**Record excerpts**
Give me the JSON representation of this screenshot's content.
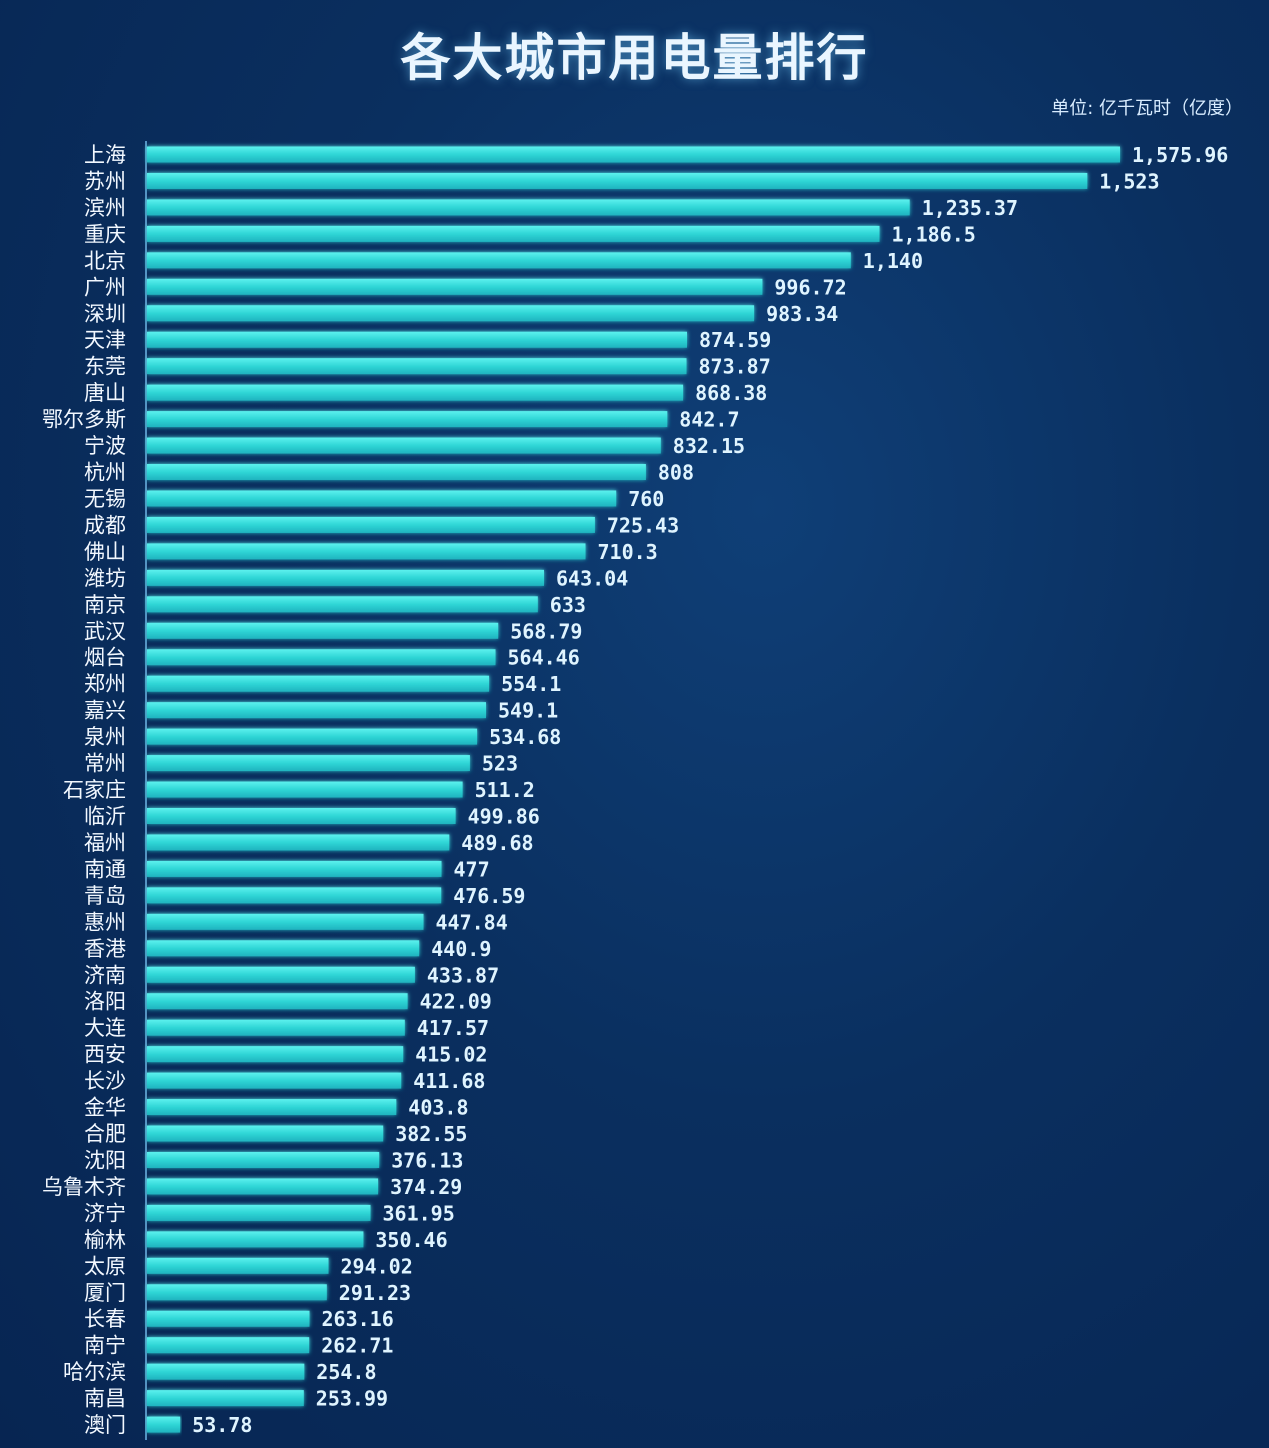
{
  "chart_data": {
    "type": "bar",
    "orientation": "horizontal",
    "title": "各大城市用电量排行",
    "unit": "单位: 亿千瓦时（亿度）",
    "categories": [
      "上海",
      "苏州",
      "滨州",
      "重庆",
      "北京",
      "广州",
      "深圳",
      "天津",
      "东莞",
      "唐山",
      "鄂尔多斯",
      "宁波",
      "杭州",
      "无锡",
      "成都",
      "佛山",
      "潍坊",
      "南京",
      "武汉",
      "烟台",
      "郑州",
      "嘉兴",
      "泉州",
      "常州",
      "石家庄",
      "临沂",
      "福州",
      "南通",
      "青岛",
      "惠州",
      "香港",
      "济南",
      "洛阳",
      "大连",
      "西安",
      "长沙",
      "金华",
      "合肥",
      "沈阳",
      "乌鲁木齐",
      "济宁",
      "榆林",
      "太原",
      "厦门",
      "长春",
      "南宁",
      "哈尔滨",
      "南昌",
      "澳门"
    ],
    "values": [
      1575.96,
      1523,
      1235.37,
      1186.5,
      1140,
      996.72,
      983.34,
      874.59,
      873.87,
      868.38,
      842.7,
      832.15,
      808,
      760,
      725.43,
      710.3,
      643.04,
      633,
      568.79,
      564.46,
      554.1,
      549.1,
      534.68,
      523,
      511.2,
      499.86,
      489.68,
      477,
      476.59,
      447.84,
      440.9,
      433.87,
      422.09,
      417.57,
      415.02,
      411.68,
      403.8,
      382.55,
      376.13,
      374.29,
      361.95,
      350.46,
      294.02,
      291.23,
      263.16,
      262.71,
      254.8,
      253.99,
      53.78
    ],
    "value_labels": [
      "1,575.96",
      "1,523",
      "1,235.37",
      "1,186.5",
      "1,140",
      "996.72",
      "983.34",
      "874.59",
      "873.87",
      "868.38",
      "842.7",
      "832.15",
      "808",
      "760",
      "725.43",
      "710.3",
      "643.04",
      "633",
      "568.79",
      "564.46",
      "554.1",
      "549.1",
      "534.68",
      "523",
      "511.2",
      "499.86",
      "489.68",
      "477",
      "476.59",
      "447.84",
      "440.9",
      "433.87",
      "422.09",
      "417.57",
      "415.02",
      "411.68",
      "403.8",
      "382.55",
      "376.13",
      "374.29",
      "361.95",
      "350.46",
      "294.02",
      "291.23",
      "263.16",
      "262.71",
      "254.8",
      "253.99",
      "53.78"
    ],
    "xlim": [
      0,
      1575.96
    ],
    "grid": false,
    "bar_color": "#2fd6d6"
  }
}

**Work required**
Repeat the data exactly, without the pictures.

**Solution for this task**
Give me the JSON representation of this screenshot's content.
{
  "chart_data": {
    "type": "bar",
    "orientation": "horizontal",
    "title": "各大城市用电量排行",
    "unit": "单位: 亿千瓦时（亿度）",
    "categories": [
      "上海",
      "苏州",
      "滨州",
      "重庆",
      "北京",
      "广州",
      "深圳",
      "天津",
      "东莞",
      "唐山",
      "鄂尔多斯",
      "宁波",
      "杭州",
      "无锡",
      "成都",
      "佛山",
      "潍坊",
      "南京",
      "武汉",
      "烟台",
      "郑州",
      "嘉兴",
      "泉州",
      "常州",
      "石家庄",
      "临沂",
      "福州",
      "南通",
      "青岛",
      "惠州",
      "香港",
      "济南",
      "洛阳",
      "大连",
      "西安",
      "长沙",
      "金华",
      "合肥",
      "沈阳",
      "乌鲁木齐",
      "济宁",
      "榆林",
      "太原",
      "厦门",
      "长春",
      "南宁",
      "哈尔滨",
      "南昌",
      "澳门"
    ],
    "values": [
      1575.96,
      1523,
      1235.37,
      1186.5,
      1140,
      996.72,
      983.34,
      874.59,
      873.87,
      868.38,
      842.7,
      832.15,
      808,
      760,
      725.43,
      710.3,
      643.04,
      633,
      568.79,
      564.46,
      554.1,
      549.1,
      534.68,
      523,
      511.2,
      499.86,
      489.68,
      477,
      476.59,
      447.84,
      440.9,
      433.87,
      422.09,
      417.57,
      415.02,
      411.68,
      403.8,
      382.55,
      376.13,
      374.29,
      361.95,
      350.46,
      294.02,
      291.23,
      263.16,
      262.71,
      254.8,
      253.99,
      53.78
    ],
    "value_labels": [
      "1,575.96",
      "1,523",
      "1,235.37",
      "1,186.5",
      "1,140",
      "996.72",
      "983.34",
      "874.59",
      "873.87",
      "868.38",
      "842.7",
      "832.15",
      "808",
      "760",
      "725.43",
      "710.3",
      "643.04",
      "633",
      "568.79",
      "564.46",
      "554.1",
      "549.1",
      "534.68",
      "523",
      "511.2",
      "499.86",
      "489.68",
      "477",
      "476.59",
      "447.84",
      "440.9",
      "433.87",
      "422.09",
      "417.57",
      "415.02",
      "411.68",
      "403.8",
      "382.55",
      "376.13",
      "374.29",
      "361.95",
      "350.46",
      "294.02",
      "291.23",
      "263.16",
      "262.71",
      "254.8",
      "253.99",
      "53.78"
    ],
    "xlim": [
      0,
      1575.96
    ],
    "grid": false,
    "bar_color": "#2fd6d6"
  }
}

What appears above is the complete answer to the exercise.